_What you are asked to do:_
Tally up the lines where the string "people" appears; reply with the number only.

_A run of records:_
———

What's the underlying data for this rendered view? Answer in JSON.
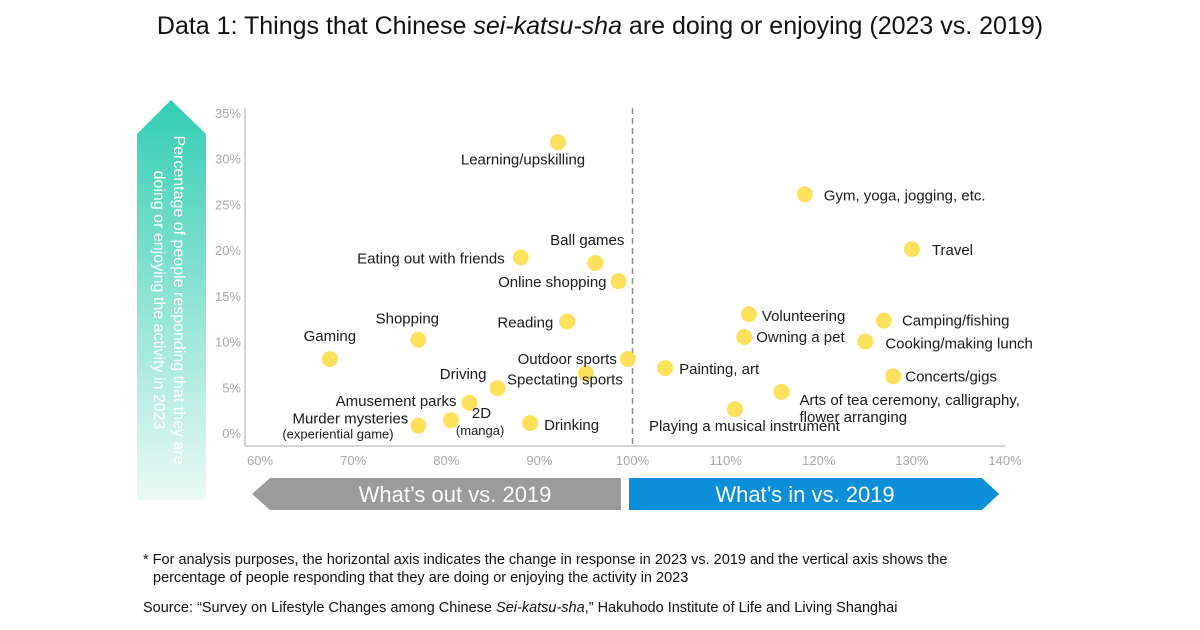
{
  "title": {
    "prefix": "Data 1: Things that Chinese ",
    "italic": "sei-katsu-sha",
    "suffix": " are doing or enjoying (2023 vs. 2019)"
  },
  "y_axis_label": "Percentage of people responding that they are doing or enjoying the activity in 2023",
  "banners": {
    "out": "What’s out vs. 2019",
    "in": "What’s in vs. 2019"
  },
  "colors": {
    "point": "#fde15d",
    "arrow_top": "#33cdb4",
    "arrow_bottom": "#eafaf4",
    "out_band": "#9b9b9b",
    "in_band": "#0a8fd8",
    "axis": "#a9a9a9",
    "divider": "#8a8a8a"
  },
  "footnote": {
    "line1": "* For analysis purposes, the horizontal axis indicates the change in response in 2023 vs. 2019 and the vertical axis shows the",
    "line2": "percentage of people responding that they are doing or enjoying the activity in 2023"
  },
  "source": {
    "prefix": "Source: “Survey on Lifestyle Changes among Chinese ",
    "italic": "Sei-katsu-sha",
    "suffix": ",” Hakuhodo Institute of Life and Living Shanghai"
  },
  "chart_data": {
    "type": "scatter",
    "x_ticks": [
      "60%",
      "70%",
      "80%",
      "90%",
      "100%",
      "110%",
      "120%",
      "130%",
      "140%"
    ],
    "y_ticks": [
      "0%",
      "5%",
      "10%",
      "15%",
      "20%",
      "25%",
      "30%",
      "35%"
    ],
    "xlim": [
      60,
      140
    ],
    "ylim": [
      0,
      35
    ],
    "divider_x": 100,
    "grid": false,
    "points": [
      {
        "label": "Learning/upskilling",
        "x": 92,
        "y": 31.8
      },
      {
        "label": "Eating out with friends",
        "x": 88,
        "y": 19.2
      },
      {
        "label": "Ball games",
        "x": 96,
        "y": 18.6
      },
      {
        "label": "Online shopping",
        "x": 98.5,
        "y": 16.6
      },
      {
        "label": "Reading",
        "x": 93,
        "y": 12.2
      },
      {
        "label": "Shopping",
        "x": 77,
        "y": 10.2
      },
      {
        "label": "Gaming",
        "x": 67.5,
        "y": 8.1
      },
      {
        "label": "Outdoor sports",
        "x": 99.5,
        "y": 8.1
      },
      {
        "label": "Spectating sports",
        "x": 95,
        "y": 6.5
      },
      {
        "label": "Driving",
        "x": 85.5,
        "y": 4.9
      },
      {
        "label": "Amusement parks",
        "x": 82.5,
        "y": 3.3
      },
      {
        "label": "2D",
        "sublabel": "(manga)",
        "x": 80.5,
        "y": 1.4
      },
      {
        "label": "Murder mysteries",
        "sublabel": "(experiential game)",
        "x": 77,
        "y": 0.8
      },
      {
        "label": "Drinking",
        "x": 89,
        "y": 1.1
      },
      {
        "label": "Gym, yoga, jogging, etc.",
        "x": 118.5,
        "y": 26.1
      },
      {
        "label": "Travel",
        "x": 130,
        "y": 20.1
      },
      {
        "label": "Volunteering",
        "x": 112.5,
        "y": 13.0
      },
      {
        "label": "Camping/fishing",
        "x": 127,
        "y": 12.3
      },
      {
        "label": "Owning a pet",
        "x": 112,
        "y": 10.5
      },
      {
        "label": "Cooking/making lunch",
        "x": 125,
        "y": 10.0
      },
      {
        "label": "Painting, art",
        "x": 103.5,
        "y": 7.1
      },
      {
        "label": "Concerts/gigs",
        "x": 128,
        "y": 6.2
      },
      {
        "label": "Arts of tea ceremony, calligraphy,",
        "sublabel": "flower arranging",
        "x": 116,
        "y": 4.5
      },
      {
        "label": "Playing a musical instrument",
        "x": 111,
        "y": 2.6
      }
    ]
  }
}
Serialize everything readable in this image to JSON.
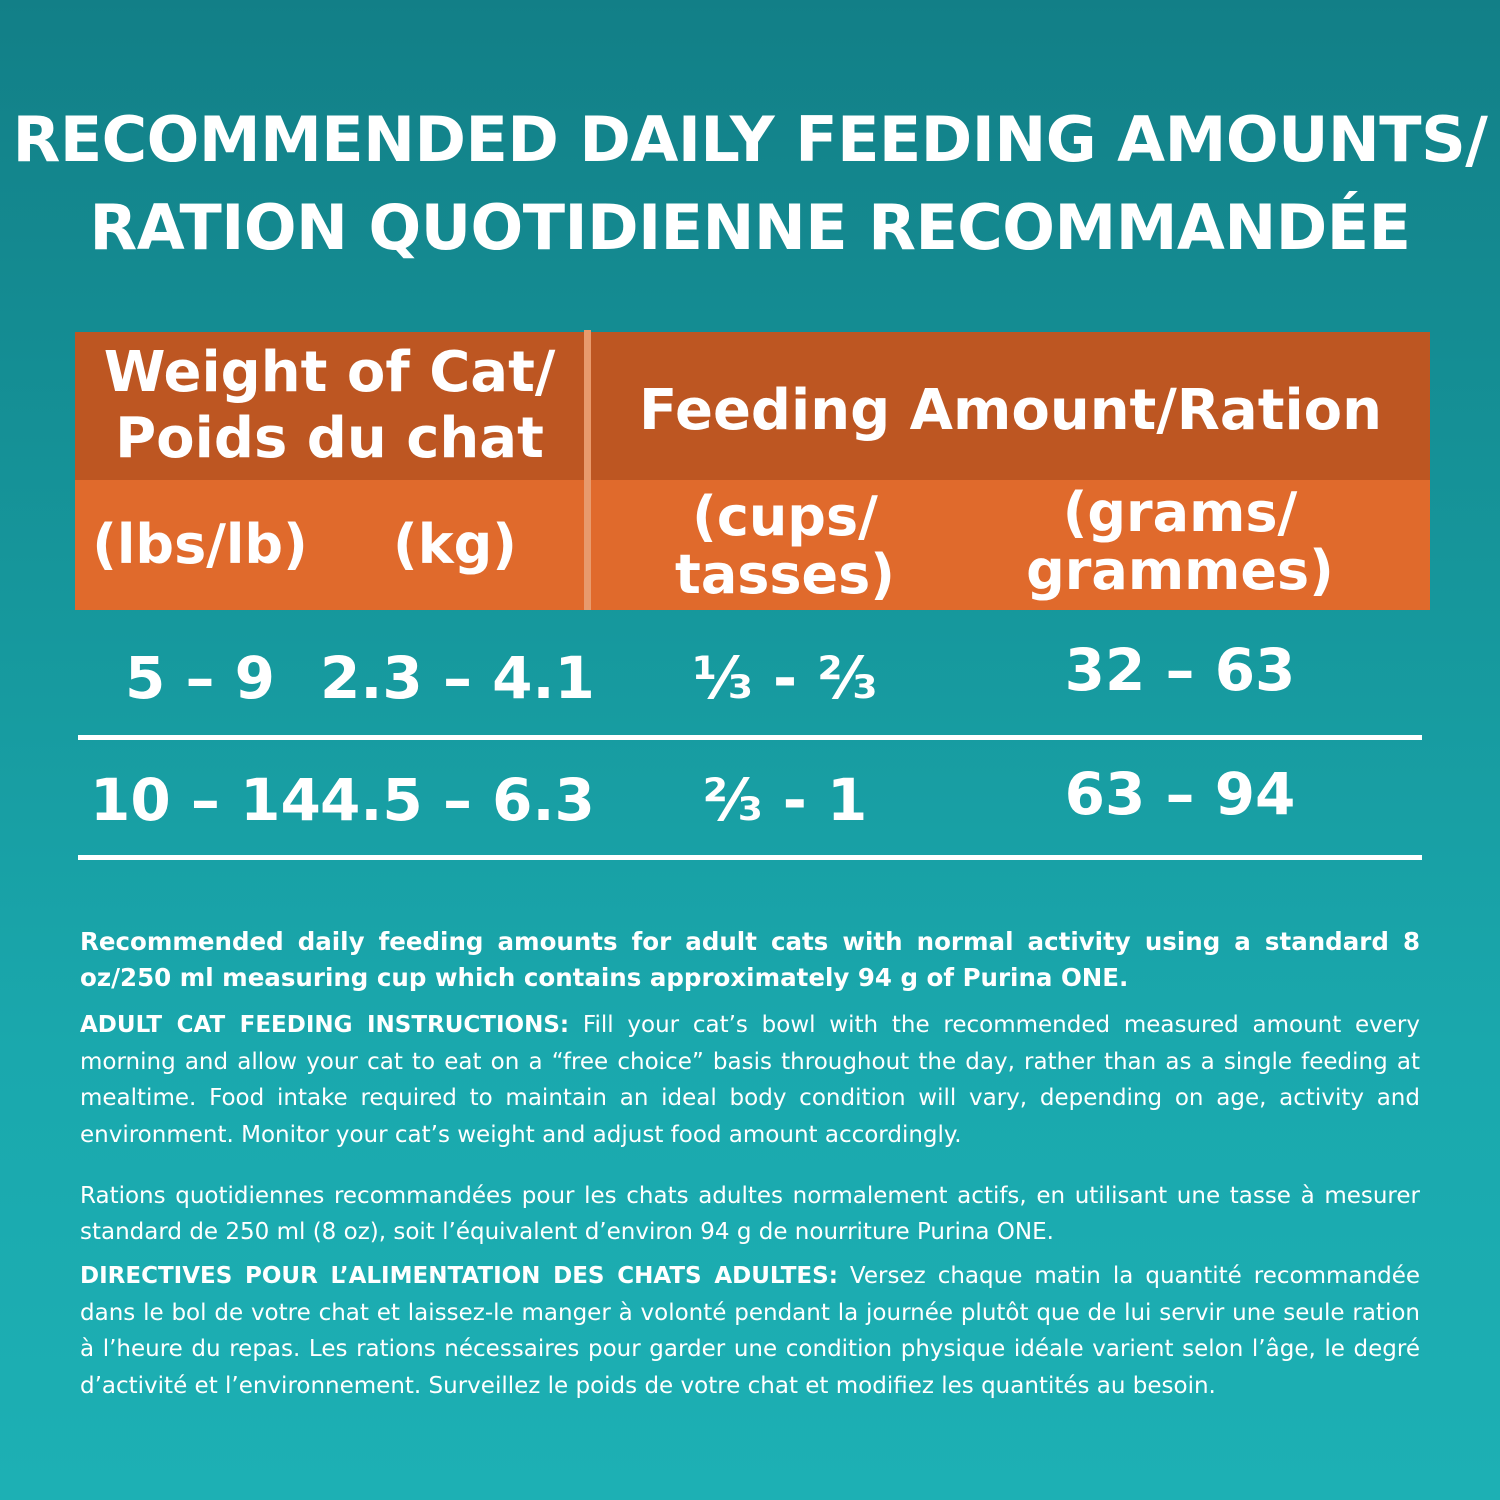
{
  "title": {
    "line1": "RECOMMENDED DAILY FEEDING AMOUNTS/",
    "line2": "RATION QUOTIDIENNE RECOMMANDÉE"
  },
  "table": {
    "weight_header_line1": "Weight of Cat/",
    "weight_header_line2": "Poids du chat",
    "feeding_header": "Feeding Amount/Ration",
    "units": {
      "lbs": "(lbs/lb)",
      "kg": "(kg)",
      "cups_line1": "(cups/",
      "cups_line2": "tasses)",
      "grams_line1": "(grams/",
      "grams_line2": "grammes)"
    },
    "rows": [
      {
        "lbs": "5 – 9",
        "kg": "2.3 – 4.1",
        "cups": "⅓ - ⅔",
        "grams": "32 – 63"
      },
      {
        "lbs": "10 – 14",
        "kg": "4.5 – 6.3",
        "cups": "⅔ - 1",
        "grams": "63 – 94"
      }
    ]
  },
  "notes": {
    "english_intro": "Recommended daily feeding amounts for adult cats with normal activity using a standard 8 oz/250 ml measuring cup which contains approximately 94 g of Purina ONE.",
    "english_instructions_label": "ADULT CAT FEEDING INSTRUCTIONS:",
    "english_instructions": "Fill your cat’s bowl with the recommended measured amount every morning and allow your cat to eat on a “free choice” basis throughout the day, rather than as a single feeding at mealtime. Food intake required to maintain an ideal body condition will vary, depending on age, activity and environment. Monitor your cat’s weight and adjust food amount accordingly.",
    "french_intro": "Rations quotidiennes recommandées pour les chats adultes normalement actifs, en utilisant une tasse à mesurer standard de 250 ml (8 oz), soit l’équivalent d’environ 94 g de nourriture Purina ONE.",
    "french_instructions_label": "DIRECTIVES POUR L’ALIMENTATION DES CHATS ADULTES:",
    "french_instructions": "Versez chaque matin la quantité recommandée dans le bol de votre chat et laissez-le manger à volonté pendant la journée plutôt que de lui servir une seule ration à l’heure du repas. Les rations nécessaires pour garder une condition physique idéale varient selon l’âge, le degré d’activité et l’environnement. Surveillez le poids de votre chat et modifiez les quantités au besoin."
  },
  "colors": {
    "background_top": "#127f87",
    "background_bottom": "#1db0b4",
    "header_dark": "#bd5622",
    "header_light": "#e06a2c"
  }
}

———

_Solution to this exercise:_
2